(What you have to do) Take every line where the string "this" appears and copy it.

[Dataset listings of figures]
►

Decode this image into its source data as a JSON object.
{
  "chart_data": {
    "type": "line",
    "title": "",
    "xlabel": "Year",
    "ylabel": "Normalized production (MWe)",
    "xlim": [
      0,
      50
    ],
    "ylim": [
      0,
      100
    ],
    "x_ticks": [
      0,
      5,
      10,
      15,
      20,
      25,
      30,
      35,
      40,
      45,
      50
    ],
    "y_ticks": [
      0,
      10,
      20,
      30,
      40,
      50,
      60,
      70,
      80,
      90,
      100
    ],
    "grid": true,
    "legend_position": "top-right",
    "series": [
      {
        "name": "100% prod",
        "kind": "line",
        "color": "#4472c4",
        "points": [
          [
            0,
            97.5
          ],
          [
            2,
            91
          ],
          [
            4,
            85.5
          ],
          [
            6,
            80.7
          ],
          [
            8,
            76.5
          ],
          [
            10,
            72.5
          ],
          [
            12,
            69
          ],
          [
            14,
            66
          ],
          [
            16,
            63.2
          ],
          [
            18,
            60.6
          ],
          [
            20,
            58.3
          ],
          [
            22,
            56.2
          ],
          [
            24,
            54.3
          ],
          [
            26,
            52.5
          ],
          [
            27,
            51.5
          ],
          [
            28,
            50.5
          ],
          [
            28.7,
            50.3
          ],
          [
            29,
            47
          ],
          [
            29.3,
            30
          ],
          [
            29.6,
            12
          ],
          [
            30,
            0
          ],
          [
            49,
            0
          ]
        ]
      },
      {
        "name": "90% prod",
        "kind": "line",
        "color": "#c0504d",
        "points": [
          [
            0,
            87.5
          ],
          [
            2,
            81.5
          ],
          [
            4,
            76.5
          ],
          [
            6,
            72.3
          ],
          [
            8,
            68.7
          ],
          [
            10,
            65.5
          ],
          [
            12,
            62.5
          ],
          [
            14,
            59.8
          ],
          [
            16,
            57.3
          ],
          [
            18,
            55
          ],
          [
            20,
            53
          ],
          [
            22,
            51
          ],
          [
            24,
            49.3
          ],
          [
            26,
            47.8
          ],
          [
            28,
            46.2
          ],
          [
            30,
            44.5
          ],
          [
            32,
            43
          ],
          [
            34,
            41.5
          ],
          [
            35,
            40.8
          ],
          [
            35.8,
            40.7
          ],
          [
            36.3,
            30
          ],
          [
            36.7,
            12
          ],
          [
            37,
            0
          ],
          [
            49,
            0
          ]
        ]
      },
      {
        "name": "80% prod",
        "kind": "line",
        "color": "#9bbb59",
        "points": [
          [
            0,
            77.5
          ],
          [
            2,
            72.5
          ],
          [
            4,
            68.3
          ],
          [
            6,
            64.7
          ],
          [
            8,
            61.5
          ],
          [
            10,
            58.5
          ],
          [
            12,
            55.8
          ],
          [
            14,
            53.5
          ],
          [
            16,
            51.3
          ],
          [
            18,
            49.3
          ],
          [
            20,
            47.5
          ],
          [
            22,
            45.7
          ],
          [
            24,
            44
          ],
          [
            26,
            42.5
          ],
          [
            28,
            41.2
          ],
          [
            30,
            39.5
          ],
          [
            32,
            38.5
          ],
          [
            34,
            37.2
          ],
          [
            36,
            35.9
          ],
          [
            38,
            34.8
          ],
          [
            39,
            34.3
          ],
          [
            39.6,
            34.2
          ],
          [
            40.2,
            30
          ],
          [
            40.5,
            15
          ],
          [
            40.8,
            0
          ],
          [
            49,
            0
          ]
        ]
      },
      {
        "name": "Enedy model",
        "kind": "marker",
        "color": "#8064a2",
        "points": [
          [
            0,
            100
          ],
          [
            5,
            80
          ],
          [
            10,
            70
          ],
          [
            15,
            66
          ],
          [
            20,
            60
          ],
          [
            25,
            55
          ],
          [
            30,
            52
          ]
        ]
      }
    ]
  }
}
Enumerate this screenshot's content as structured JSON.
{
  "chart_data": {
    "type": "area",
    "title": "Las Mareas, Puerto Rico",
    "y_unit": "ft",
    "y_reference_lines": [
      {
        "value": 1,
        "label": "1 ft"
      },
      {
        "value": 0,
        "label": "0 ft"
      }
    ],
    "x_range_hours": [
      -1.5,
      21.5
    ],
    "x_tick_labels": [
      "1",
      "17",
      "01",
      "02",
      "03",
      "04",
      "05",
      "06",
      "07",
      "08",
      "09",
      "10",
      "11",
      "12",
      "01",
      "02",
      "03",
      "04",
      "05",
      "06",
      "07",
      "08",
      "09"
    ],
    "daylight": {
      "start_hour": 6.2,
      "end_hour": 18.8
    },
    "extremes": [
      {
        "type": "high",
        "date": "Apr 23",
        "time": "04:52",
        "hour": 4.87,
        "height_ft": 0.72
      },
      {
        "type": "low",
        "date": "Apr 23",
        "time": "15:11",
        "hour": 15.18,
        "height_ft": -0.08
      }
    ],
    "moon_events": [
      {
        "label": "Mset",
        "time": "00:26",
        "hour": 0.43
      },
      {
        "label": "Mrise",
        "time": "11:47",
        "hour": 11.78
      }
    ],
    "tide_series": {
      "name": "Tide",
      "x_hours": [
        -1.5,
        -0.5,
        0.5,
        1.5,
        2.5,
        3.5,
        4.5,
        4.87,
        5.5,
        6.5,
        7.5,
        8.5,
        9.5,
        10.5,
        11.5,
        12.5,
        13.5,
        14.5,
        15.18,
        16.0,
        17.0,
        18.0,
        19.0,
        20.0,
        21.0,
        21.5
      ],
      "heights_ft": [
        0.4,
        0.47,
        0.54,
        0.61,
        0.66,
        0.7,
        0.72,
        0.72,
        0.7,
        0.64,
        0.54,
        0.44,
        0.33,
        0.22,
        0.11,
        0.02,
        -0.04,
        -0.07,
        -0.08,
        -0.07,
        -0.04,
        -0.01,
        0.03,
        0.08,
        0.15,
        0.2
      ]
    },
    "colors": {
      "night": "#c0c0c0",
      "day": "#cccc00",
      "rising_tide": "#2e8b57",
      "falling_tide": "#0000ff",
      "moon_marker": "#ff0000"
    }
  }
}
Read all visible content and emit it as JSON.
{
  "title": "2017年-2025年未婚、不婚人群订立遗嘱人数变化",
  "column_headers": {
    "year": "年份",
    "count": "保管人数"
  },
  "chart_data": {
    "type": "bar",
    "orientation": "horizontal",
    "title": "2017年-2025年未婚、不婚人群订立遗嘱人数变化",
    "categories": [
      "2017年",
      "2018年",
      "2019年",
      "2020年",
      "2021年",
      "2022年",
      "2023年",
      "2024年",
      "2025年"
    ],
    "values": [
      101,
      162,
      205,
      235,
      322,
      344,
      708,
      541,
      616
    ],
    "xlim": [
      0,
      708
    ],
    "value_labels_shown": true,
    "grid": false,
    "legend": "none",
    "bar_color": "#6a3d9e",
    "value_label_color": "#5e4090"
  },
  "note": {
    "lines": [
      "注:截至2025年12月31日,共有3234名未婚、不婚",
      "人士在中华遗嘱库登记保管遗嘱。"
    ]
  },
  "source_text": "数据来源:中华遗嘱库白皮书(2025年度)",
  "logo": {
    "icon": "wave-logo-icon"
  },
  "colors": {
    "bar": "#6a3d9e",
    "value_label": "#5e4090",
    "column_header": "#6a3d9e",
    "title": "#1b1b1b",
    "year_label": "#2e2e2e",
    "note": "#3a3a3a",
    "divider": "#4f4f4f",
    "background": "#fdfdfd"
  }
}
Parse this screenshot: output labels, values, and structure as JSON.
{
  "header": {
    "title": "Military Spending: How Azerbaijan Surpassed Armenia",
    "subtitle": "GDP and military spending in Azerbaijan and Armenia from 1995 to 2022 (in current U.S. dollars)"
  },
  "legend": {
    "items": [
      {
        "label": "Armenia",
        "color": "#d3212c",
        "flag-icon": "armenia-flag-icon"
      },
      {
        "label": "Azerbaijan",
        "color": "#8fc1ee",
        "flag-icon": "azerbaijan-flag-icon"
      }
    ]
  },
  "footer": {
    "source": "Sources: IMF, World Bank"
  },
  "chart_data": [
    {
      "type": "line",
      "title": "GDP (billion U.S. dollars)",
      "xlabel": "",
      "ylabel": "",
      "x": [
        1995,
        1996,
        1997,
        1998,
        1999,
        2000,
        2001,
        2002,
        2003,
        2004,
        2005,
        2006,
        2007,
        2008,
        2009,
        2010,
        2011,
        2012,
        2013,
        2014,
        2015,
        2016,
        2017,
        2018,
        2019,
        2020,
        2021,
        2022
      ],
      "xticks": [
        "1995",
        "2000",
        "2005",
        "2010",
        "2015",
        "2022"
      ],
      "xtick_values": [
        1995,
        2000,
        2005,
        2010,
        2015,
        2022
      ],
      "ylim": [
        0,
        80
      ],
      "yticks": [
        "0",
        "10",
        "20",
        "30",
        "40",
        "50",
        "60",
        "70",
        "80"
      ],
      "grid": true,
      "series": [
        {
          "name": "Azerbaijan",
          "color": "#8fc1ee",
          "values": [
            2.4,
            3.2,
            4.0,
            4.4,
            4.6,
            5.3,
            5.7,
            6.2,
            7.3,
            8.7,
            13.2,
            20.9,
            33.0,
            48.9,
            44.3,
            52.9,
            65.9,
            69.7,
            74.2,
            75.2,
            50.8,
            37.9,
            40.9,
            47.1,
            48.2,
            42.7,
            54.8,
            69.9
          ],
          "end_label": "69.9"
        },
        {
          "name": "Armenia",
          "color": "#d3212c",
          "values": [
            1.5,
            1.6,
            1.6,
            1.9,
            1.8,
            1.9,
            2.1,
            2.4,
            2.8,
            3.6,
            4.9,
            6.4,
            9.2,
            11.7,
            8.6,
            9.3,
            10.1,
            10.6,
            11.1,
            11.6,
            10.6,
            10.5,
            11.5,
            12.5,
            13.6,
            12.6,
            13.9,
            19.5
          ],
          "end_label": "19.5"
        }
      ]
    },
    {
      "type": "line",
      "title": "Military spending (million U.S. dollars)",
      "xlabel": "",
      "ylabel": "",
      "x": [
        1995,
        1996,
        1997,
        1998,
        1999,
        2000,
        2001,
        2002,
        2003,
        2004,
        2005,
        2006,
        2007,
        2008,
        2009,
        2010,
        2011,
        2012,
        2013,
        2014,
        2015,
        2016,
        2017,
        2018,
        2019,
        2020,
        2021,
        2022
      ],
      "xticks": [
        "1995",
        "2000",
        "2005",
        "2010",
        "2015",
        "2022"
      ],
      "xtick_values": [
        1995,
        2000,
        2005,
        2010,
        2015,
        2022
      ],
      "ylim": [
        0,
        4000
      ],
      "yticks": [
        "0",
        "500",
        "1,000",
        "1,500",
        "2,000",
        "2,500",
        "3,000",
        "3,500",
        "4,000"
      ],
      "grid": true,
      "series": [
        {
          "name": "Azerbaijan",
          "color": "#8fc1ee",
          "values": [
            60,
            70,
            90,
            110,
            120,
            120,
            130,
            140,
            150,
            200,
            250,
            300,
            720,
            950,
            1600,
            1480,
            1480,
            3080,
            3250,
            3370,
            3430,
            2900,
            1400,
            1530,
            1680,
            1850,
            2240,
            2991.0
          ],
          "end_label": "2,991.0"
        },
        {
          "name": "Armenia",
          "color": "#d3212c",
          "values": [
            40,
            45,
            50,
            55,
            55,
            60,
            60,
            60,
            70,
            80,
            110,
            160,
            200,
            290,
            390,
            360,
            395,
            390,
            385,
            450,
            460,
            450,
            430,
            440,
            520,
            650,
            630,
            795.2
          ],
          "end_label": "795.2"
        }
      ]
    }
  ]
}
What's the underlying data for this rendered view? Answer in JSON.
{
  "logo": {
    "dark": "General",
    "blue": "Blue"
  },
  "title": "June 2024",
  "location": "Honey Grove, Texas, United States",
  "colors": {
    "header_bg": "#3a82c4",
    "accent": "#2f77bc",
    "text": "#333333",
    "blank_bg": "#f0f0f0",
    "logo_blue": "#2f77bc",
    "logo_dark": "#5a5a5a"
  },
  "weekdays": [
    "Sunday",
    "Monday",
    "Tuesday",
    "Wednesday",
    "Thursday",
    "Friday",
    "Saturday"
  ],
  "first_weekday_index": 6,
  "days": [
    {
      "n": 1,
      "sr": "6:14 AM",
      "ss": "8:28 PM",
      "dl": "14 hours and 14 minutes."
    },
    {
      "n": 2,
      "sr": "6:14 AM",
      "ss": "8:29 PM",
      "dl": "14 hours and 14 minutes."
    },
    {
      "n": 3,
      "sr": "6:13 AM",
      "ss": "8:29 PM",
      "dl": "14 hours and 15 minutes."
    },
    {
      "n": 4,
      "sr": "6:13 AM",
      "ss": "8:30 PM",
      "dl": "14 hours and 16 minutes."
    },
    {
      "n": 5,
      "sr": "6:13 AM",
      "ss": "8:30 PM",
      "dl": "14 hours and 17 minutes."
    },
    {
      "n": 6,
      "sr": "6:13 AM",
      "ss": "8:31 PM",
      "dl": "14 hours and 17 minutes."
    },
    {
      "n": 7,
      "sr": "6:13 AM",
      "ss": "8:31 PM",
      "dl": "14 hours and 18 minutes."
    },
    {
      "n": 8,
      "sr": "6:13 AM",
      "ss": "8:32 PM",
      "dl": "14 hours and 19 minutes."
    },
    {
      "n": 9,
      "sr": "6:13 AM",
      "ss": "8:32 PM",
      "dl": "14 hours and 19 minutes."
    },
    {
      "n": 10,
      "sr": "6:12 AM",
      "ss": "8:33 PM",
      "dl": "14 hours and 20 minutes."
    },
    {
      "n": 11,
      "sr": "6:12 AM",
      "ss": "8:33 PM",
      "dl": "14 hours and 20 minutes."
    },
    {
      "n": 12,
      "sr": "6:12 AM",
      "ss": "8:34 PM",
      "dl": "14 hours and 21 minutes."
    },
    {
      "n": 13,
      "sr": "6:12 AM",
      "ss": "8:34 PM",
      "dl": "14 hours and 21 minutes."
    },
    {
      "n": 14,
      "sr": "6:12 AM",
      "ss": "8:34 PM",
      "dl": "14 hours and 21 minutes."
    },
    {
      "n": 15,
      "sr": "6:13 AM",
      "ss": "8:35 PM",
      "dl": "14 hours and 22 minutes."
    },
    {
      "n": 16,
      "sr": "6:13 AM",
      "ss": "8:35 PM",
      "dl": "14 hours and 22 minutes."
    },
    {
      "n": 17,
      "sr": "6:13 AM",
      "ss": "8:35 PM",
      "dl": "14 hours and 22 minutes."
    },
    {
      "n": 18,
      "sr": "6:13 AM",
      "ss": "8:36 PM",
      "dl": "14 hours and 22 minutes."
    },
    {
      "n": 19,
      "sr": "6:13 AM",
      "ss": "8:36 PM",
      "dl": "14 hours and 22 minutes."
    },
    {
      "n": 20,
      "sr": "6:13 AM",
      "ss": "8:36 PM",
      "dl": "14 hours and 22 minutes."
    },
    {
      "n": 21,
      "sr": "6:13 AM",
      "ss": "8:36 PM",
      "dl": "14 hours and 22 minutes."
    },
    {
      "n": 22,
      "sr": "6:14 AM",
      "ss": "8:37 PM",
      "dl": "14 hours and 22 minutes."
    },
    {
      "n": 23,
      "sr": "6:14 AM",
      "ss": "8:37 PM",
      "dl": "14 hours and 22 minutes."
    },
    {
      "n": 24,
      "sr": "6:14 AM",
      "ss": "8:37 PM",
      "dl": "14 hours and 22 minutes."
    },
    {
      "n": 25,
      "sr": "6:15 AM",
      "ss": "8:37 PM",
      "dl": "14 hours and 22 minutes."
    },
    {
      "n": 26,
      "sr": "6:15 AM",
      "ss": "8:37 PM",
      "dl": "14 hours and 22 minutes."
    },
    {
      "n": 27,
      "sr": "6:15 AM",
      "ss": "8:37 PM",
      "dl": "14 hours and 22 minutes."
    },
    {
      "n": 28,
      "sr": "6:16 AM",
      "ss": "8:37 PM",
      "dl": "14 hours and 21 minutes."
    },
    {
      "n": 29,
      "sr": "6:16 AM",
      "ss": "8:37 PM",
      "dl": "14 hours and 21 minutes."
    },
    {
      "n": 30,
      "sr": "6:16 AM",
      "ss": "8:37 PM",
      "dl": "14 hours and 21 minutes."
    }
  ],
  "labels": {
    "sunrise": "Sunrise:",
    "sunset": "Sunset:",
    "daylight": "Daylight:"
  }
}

◄

(Correct result)
Decode this image into its source data as a JSON object.
Enumerate this screenshot's content as structured JSON.
Parse this screenshot: output labels, values, and structure as JSON.
What's the underlying data for this rendered view? Answer in JSON.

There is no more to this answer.